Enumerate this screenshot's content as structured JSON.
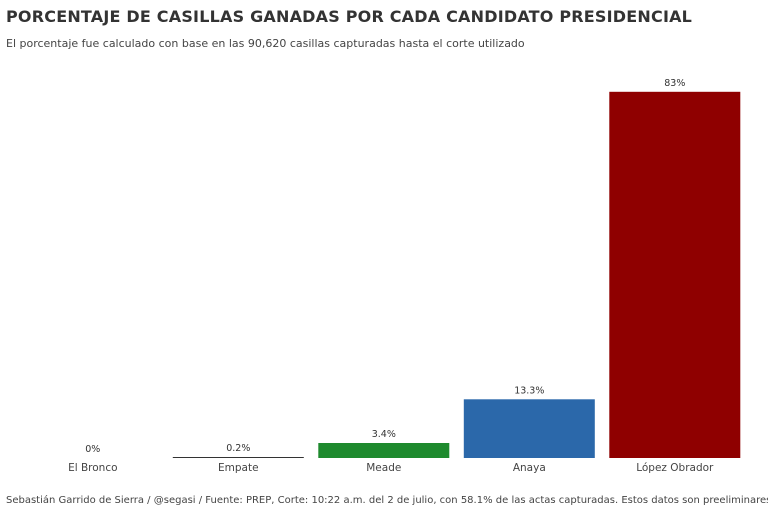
{
  "chart_data": {
    "type": "bar",
    "title": "PORCENTAJE DE CASILLAS GANADAS POR CADA CANDIDATO PRESIDENCIAL",
    "subtitle": "El porcentaje fue calculado con base en las 90,620 casillas capturadas hasta el corte utilizado",
    "categories": [
      "El Bronco",
      "Empate",
      "Meade",
      "Anaya",
      "López Obrador"
    ],
    "values": [
      0,
      0.2,
      3.4,
      13.3,
      83
    ],
    "data_labels": [
      "0%",
      "0.2%",
      "3.4%",
      "13.3%",
      "83%"
    ],
    "colors": [
      "#333333",
      "#333333",
      "#1e8a2e",
      "#2b68aa",
      "#8f0000"
    ],
    "xlabel": "",
    "ylabel": "",
    "ylim": [
      0,
      85
    ],
    "grid": false,
    "caption": "Sebastián Garrido de Sierra / @segasi / Fuente: PREP, Corte: 10:22 a.m. del 2 de julio, con 58.1% de las actas capturadas. Estos datos son preeliminares."
  }
}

..............................

STATED EXERCISE: Omit the images and transcribe all of the records above word for word.

OUTPUT FOR THIS EXERCISE:
Enumerate this screenshot's content as structured JSON.
{
  "chart_data": {
    "type": "bar",
    "title": "PORCENTAJE DE CASILLAS GANADAS POR CADA CANDIDATO PRESIDENCIAL",
    "subtitle": "El porcentaje fue calculado con base en las 90,620 casillas capturadas hasta el corte utilizado",
    "categories": [
      "El Bronco",
      "Empate",
      "Meade",
      "Anaya",
      "López Obrador"
    ],
    "values": [
      0,
      0.2,
      3.4,
      13.3,
      83
    ],
    "data_labels": [
      "0%",
      "0.2%",
      "3.4%",
      "13.3%",
      "83%"
    ],
    "colors": [
      "#333333",
      "#333333",
      "#1e8a2e",
      "#2b68aa",
      "#8f0000"
    ],
    "xlabel": "",
    "ylabel": "",
    "ylim": [
      0,
      85
    ],
    "grid": false,
    "caption": "Sebastián Garrido de Sierra / @segasi / Fuente: PREP, Corte: 10:22 a.m. del 2 de julio, con 58.1% de las actas capturadas. Estos datos son preeliminares."
  }
}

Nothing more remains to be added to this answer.